* start Data supplied *

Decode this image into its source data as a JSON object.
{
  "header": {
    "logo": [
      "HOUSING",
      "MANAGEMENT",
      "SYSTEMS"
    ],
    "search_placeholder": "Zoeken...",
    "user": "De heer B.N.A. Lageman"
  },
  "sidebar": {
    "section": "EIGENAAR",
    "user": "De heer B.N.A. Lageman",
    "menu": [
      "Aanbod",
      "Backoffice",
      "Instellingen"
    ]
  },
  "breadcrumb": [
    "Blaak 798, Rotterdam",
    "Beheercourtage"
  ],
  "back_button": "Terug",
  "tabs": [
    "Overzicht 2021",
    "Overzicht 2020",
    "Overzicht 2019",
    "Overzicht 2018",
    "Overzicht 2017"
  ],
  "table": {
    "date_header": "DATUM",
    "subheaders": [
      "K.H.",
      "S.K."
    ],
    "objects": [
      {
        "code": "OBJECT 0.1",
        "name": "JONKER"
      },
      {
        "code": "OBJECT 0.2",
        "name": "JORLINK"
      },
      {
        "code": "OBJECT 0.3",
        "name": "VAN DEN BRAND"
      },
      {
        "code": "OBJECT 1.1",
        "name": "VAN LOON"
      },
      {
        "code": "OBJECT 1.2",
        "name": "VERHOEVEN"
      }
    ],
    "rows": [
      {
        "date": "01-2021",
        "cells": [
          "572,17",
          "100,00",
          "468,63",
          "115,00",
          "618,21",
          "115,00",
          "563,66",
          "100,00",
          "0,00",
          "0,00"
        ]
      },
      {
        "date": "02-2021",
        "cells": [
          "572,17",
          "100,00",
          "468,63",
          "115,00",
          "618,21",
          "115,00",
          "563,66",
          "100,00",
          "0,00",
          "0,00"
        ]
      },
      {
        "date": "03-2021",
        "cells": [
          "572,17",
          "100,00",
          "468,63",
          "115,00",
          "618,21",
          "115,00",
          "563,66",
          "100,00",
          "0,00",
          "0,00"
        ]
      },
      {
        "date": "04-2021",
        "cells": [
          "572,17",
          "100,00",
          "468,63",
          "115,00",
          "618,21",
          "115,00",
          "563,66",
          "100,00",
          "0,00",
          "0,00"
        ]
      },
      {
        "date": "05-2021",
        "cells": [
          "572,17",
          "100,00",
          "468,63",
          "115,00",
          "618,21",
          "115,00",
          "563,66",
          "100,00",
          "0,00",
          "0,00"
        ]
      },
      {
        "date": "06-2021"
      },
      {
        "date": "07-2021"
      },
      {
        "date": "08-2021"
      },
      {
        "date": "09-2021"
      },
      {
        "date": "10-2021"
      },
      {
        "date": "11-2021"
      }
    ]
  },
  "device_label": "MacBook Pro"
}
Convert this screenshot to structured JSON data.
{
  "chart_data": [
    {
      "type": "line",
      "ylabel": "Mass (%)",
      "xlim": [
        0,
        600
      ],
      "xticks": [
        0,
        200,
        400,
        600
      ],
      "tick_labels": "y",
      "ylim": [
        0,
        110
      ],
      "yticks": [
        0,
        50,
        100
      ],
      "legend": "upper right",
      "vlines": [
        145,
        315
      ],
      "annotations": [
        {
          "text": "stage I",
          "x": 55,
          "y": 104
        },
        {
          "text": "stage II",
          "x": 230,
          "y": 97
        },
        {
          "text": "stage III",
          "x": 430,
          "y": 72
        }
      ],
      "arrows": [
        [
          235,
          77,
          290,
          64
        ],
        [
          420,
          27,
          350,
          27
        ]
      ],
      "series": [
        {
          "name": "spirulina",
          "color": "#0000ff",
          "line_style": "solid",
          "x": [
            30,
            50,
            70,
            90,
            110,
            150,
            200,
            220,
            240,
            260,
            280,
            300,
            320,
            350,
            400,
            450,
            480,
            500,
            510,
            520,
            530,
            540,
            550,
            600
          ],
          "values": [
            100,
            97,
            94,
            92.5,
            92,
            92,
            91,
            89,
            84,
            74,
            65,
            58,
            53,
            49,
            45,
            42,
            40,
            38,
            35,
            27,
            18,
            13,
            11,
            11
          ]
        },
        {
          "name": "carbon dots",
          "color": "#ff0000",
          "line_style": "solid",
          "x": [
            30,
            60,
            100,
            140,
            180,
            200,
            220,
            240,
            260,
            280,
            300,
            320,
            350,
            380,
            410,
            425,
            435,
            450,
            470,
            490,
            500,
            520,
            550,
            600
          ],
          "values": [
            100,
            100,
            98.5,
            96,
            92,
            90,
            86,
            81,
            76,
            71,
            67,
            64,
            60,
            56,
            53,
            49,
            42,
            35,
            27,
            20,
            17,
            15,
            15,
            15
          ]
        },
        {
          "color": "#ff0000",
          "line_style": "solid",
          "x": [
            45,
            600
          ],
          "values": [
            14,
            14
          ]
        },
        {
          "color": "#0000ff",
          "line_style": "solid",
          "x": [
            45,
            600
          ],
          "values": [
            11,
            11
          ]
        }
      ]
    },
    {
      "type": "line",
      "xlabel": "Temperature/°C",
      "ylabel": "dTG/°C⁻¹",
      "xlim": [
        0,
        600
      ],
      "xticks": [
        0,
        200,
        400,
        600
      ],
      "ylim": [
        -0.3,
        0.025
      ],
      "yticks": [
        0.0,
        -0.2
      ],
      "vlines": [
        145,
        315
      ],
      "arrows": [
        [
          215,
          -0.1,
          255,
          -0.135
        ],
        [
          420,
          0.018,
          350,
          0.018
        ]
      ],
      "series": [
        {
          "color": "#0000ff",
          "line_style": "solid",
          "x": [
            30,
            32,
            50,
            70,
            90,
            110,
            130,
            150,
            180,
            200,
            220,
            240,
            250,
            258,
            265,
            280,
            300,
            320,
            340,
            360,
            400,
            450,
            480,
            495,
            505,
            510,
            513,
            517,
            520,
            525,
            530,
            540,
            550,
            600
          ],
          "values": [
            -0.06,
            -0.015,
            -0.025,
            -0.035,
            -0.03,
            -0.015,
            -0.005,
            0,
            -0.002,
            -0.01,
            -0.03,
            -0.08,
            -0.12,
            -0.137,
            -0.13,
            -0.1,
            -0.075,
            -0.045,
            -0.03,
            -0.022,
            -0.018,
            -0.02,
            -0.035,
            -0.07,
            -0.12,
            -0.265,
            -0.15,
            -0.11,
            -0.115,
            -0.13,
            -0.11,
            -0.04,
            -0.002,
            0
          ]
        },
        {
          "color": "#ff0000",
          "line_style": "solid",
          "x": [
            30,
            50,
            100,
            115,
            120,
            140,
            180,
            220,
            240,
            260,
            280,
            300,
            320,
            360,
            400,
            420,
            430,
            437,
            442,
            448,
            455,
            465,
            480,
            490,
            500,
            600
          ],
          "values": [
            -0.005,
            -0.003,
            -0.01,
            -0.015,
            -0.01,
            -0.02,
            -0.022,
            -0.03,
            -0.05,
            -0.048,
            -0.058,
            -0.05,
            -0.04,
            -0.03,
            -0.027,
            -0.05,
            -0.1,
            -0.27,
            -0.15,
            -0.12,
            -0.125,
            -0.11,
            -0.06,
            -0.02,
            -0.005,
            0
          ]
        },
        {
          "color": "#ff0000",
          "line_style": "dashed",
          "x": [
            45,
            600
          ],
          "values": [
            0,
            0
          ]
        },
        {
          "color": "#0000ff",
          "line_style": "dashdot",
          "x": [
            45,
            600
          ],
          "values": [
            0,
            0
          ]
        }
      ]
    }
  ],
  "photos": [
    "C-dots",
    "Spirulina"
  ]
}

* end Data supplied *

Problem to solve —
Extract every line above that contains the word "name".

Answer for the task —
        "name": "JONKER"
        "name": "JORLINK"
        "name": "VAN DEN BRAND"
        "name": "VAN LOON"
        "name": "VERHOEVEN"
          "name": "spirulina",
          "name": "carbon dots",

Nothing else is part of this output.